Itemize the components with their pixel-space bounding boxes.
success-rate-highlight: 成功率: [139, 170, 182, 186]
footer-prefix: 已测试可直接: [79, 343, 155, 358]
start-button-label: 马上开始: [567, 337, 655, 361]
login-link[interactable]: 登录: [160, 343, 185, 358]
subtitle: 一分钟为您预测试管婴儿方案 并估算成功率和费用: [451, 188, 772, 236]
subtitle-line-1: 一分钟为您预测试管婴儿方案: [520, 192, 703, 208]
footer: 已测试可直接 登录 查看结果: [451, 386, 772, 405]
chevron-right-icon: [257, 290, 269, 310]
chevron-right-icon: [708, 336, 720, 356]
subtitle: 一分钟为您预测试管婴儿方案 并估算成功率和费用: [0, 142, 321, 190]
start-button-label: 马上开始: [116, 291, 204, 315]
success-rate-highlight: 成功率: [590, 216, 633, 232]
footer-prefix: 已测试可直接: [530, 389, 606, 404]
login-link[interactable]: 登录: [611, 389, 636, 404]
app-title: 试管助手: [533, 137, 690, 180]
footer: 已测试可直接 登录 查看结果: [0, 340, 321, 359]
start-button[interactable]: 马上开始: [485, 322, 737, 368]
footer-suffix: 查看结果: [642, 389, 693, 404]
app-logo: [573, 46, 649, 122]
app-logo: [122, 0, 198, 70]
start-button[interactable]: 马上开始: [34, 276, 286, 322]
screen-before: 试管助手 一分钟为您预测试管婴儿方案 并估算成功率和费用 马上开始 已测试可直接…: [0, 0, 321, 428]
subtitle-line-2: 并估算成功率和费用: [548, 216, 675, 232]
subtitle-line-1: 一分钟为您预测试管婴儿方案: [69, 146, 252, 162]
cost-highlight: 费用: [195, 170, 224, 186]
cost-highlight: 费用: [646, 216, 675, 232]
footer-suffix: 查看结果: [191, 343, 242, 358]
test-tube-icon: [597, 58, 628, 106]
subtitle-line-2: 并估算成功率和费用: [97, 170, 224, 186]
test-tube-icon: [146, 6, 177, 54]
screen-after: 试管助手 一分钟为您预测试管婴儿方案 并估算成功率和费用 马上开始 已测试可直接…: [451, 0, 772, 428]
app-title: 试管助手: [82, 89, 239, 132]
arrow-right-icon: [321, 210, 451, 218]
- - -
### AIM OF THE EXERCISE:
Rewrite the records from their first line through the line containing "chevron-right-icon: [708, 336, 720, 356]", inclusive, with "subtitle-line-1" changed to "subtitle-first-line" and everything else left as it is.

### ANSWER TO THE PROBLEM:
Itemize the components with their pixel-space bounding boxes.
success-rate-highlight: 成功率: [139, 170, 182, 186]
footer-prefix: 已测试可直接: [79, 343, 155, 358]
start-button-label: 马上开始: [567, 337, 655, 361]
login-link[interactable]: 登录: [160, 343, 185, 358]
subtitle: 一分钟为您预测试管婴儿方案 并估算成功率和费用: [451, 188, 772, 236]
subtitle-first-line: 一分钟为您预测试管婴儿方案: [520, 192, 703, 208]
footer: 已测试可直接 登录 查看结果: [451, 386, 772, 405]
chevron-right-icon: [257, 290, 269, 310]
chevron-right-icon: [708, 336, 720, 356]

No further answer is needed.